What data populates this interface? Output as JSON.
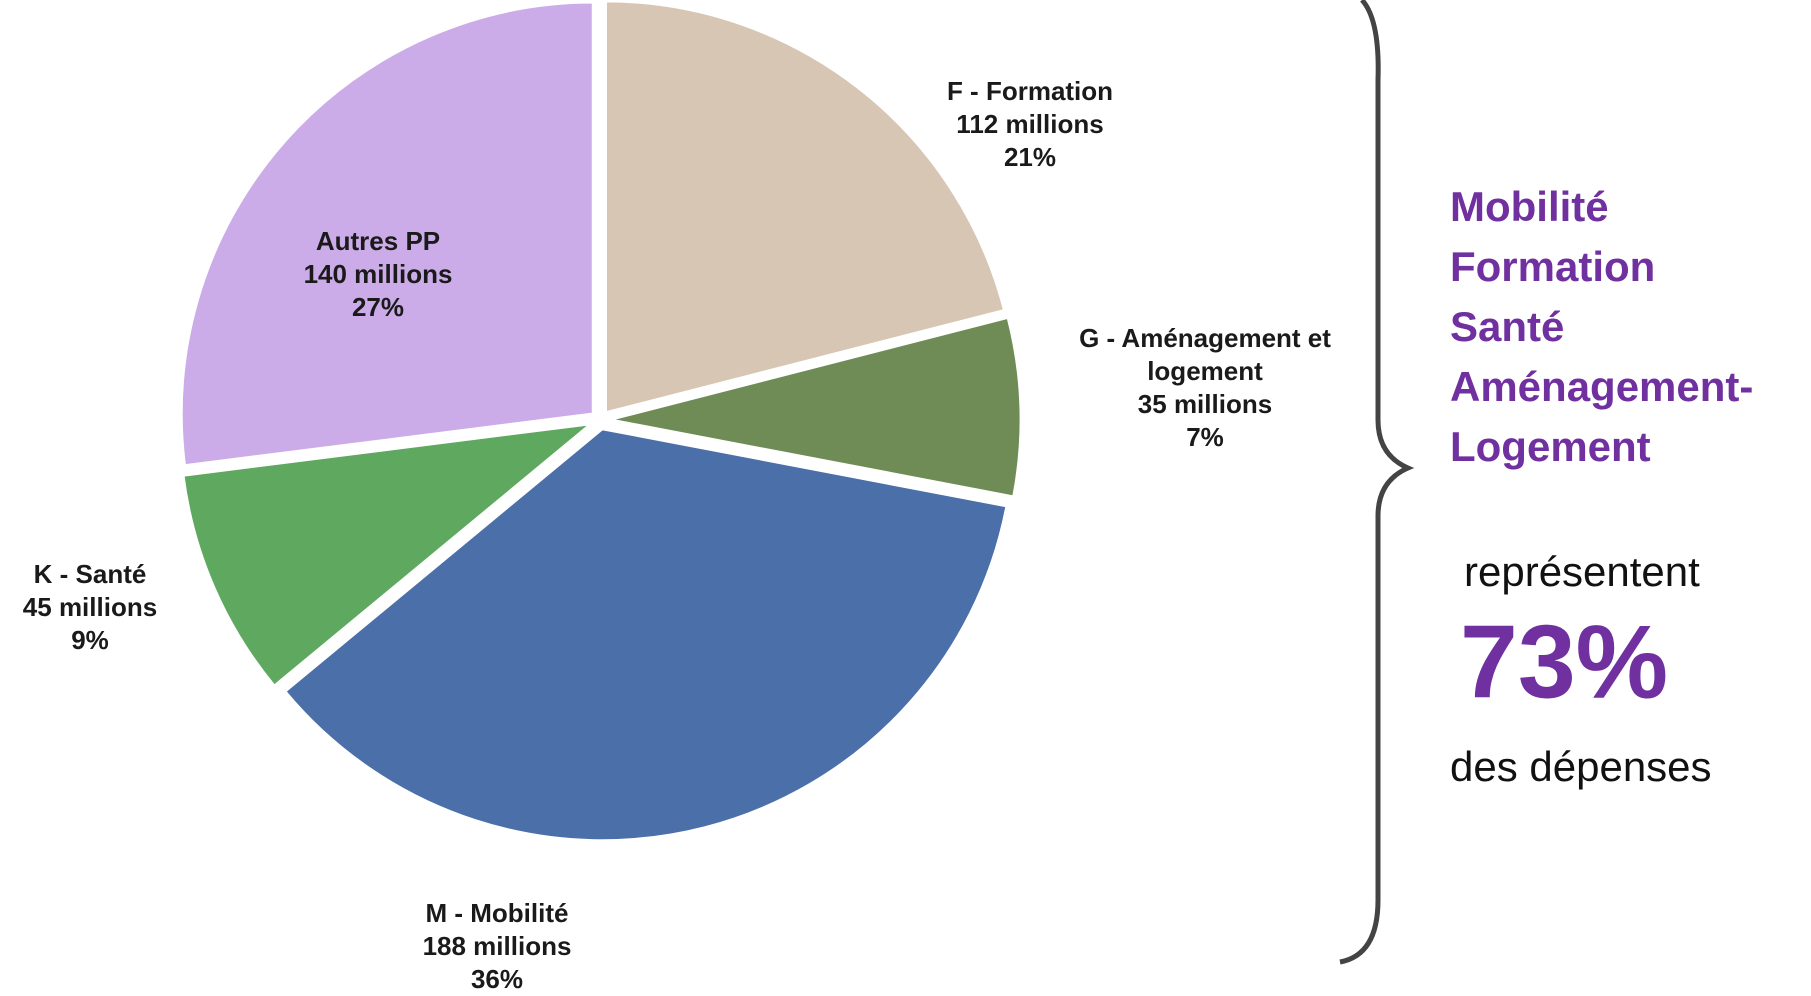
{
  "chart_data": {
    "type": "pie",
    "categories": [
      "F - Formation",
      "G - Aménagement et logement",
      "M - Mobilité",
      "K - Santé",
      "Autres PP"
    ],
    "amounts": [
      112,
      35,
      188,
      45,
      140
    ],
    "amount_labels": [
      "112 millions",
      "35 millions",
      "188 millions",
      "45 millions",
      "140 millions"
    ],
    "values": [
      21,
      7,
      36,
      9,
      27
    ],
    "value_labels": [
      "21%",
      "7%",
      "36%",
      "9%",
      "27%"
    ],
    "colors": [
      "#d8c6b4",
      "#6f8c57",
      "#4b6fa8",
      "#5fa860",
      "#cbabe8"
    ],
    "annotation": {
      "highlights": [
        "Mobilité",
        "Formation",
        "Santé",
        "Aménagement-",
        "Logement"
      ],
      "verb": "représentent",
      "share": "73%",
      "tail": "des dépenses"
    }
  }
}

* [Exercise]: Retype every record above exactly as written, but leave out the pictures.

* [Correct answer]:
What data populates this interface? Output as JSON.
{
  "chart_data": {
    "type": "pie",
    "categories": [
      "F - Formation",
      "G - Aménagement et logement",
      "M - Mobilité",
      "K - Santé",
      "Autres PP"
    ],
    "amounts": [
      112,
      35,
      188,
      45,
      140
    ],
    "amount_labels": [
      "112 millions",
      "35 millions",
      "188 millions",
      "45 millions",
      "140 millions"
    ],
    "values": [
      21,
      7,
      36,
      9,
      27
    ],
    "value_labels": [
      "21%",
      "7%",
      "36%",
      "9%",
      "27%"
    ],
    "colors": [
      "#d8c6b4",
      "#6f8c57",
      "#4b6fa8",
      "#5fa860",
      "#cbabe8"
    ],
    "annotation": {
      "highlights": [
        "Mobilité",
        "Formation",
        "Santé",
        "Aménagement-",
        "Logement"
      ],
      "verb": "représentent",
      "share": "73%",
      "tail": "des dépenses"
    }
  }
}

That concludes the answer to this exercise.